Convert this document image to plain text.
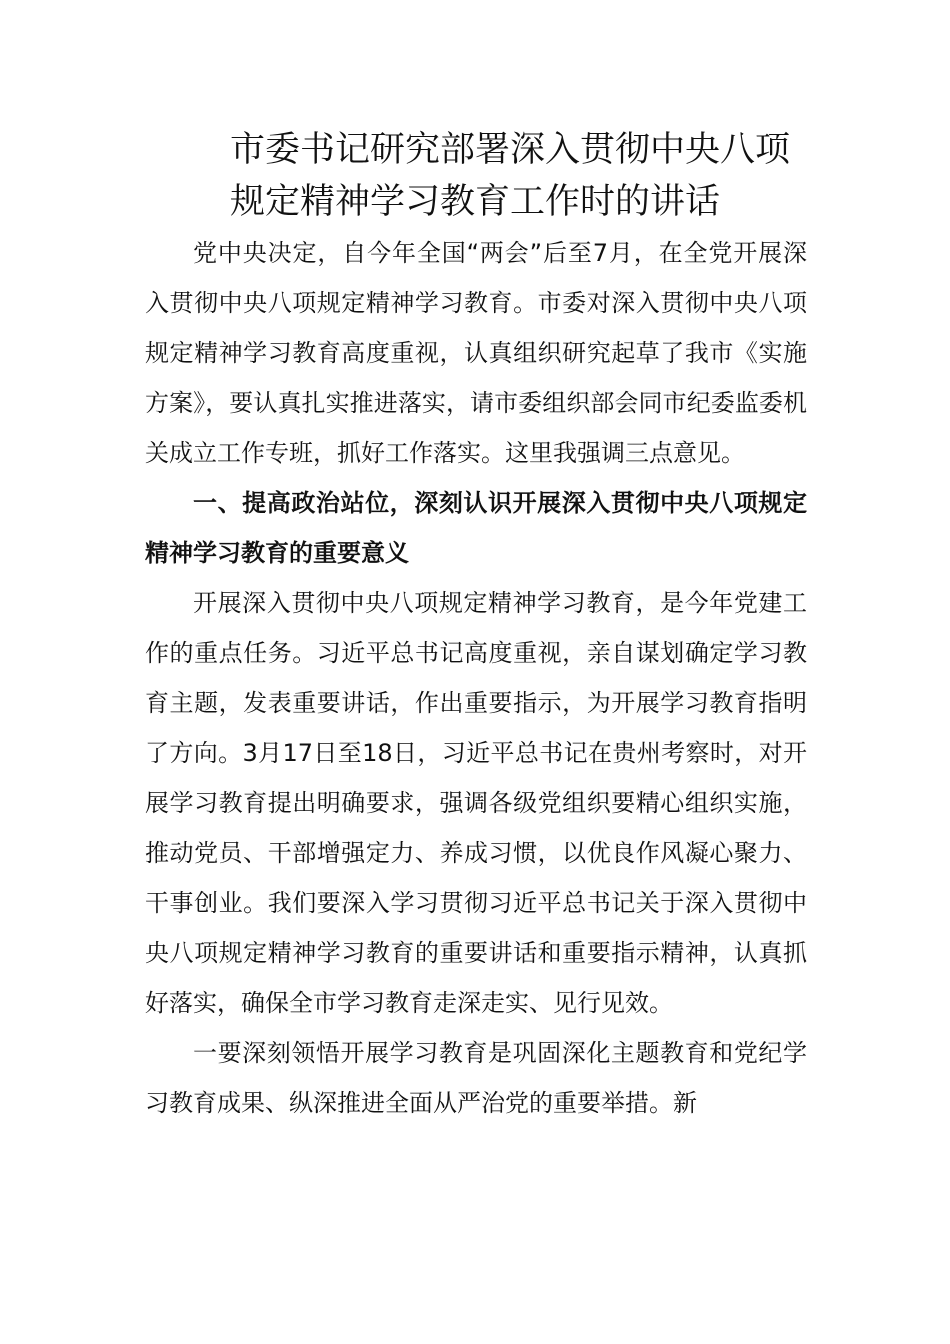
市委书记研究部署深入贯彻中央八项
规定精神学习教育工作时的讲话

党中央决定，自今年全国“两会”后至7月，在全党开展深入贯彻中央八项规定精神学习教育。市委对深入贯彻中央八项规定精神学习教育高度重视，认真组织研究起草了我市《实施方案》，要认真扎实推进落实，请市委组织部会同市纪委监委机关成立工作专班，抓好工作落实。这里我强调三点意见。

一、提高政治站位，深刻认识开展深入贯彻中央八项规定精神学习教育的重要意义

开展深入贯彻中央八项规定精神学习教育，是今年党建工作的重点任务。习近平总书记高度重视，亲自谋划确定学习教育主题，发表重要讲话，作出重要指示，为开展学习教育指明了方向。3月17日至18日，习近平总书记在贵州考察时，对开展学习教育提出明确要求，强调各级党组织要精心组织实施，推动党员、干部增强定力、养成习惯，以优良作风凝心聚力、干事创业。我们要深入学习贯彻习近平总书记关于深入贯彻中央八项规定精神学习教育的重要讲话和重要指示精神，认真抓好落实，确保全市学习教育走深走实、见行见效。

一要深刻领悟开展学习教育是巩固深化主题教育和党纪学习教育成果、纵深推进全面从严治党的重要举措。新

* * * * * * * * *

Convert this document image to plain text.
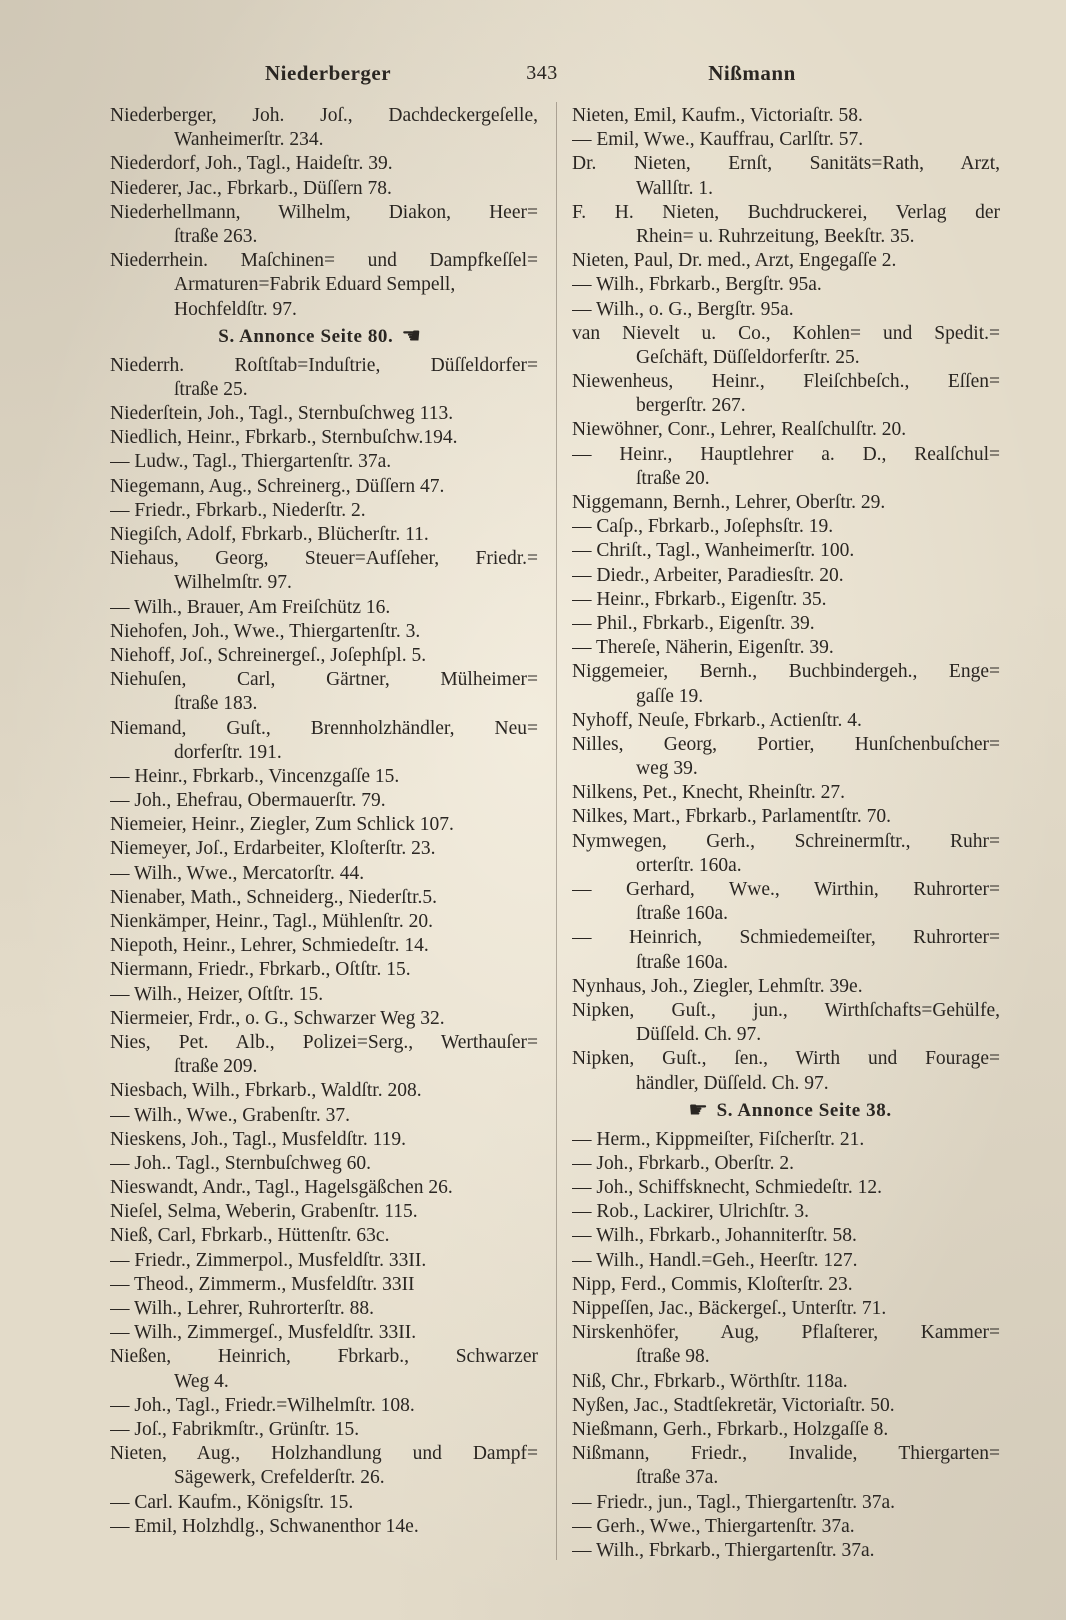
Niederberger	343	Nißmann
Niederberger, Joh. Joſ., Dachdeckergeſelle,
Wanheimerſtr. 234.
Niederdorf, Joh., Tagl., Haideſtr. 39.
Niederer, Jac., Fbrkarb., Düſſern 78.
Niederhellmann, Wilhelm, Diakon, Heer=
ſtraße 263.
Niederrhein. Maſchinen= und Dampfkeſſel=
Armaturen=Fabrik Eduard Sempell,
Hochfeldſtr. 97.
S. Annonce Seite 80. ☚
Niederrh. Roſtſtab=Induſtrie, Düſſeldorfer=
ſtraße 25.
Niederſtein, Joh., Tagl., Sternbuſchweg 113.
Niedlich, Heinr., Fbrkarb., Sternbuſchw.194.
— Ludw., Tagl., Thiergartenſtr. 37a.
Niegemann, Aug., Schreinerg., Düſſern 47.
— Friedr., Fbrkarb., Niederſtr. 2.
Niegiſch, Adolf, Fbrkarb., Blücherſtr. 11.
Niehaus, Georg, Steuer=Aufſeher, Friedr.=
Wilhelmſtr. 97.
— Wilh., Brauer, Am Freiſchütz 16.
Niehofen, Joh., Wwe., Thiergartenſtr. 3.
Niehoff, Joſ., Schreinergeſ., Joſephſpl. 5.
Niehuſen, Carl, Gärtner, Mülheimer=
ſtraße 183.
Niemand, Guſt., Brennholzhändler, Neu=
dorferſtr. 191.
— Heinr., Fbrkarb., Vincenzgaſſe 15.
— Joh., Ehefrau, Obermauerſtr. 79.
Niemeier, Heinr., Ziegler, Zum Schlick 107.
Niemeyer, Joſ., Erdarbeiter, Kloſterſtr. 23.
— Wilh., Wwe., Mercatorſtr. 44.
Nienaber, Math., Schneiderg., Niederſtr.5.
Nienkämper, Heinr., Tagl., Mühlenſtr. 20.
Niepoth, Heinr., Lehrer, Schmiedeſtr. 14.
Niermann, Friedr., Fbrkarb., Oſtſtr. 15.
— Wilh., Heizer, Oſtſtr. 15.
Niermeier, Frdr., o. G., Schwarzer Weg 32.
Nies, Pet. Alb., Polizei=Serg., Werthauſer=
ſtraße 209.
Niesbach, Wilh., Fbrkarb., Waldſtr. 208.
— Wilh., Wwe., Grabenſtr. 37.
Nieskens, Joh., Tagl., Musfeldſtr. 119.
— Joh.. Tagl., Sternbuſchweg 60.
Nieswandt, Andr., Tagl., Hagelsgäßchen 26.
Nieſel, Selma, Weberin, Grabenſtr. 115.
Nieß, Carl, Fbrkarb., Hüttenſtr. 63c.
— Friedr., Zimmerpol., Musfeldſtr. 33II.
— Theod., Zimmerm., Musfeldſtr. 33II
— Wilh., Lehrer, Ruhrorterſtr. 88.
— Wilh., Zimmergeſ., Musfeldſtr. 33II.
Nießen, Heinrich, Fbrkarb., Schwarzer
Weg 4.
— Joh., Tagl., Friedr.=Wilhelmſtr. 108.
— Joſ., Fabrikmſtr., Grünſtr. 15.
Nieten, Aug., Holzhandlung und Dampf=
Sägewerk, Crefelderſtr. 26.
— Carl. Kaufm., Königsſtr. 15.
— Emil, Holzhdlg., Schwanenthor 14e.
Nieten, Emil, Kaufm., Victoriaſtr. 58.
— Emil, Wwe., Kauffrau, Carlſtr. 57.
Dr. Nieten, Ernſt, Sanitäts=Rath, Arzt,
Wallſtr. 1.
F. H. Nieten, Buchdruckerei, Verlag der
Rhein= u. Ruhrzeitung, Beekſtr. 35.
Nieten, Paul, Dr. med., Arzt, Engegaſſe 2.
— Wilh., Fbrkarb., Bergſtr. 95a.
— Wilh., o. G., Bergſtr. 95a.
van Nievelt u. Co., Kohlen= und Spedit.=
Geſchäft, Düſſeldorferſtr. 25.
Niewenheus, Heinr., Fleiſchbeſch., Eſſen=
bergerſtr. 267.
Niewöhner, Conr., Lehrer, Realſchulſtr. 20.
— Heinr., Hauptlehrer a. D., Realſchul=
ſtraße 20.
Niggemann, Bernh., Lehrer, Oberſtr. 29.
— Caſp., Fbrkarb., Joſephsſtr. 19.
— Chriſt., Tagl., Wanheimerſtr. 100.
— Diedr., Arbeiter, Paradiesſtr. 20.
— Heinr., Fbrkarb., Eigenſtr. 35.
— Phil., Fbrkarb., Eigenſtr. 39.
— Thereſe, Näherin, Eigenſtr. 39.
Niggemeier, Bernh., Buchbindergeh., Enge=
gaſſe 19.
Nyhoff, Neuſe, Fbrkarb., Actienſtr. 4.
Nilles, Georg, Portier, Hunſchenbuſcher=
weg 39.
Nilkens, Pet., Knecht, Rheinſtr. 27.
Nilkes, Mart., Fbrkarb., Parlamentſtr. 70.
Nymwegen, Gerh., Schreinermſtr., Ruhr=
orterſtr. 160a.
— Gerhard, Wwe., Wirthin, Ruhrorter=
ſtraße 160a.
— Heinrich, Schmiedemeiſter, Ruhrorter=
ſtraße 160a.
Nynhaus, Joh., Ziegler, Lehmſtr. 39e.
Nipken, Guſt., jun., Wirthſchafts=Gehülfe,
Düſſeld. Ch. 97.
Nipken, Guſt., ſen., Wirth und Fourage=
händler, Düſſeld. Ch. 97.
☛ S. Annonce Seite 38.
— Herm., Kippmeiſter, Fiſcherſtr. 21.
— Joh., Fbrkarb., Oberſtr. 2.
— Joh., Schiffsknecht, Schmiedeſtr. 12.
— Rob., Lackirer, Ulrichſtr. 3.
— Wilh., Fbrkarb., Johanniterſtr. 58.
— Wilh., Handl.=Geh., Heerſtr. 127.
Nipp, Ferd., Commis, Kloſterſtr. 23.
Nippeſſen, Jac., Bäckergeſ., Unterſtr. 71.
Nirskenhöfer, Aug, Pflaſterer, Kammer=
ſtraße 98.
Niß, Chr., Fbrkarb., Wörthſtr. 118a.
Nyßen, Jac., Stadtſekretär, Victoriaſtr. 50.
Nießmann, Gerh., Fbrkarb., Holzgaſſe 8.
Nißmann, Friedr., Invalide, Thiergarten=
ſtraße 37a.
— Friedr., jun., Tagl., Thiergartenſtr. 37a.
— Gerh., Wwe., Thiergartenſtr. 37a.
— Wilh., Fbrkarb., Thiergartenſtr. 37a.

* * * * * * * * *

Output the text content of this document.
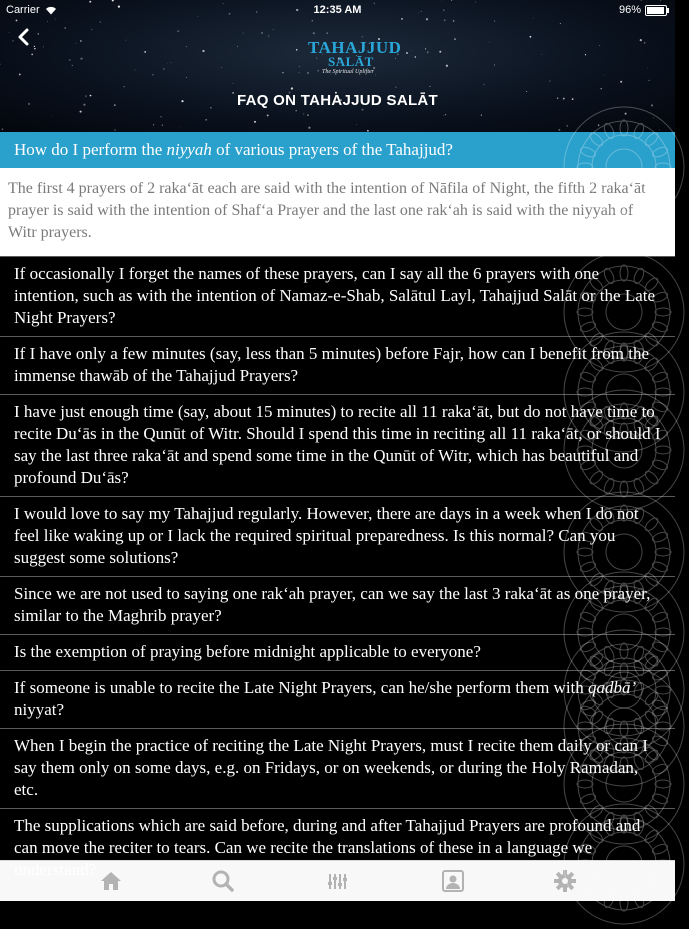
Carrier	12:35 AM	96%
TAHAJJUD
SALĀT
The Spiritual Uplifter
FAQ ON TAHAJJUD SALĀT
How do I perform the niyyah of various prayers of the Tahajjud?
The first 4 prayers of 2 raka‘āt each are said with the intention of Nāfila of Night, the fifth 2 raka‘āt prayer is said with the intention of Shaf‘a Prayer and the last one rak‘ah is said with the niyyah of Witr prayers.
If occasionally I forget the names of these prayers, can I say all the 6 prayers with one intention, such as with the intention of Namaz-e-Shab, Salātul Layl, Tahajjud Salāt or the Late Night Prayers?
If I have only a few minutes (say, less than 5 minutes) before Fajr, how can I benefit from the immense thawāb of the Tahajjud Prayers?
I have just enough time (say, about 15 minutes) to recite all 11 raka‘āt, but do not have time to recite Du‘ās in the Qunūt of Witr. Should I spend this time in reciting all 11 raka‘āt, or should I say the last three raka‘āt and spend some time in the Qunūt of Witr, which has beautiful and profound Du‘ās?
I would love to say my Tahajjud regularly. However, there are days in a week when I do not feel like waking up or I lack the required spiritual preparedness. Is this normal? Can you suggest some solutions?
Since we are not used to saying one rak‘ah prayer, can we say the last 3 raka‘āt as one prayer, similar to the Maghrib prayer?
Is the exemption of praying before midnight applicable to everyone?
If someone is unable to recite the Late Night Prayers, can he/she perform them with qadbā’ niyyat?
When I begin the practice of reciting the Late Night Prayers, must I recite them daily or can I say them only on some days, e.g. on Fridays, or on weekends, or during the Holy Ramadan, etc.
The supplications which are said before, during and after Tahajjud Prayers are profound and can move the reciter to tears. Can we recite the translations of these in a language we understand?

* * * * * * * * *

-- Exercise details --
Answer with one number only: how many lines above contain the word "Düſſern".

-- Full answer --
2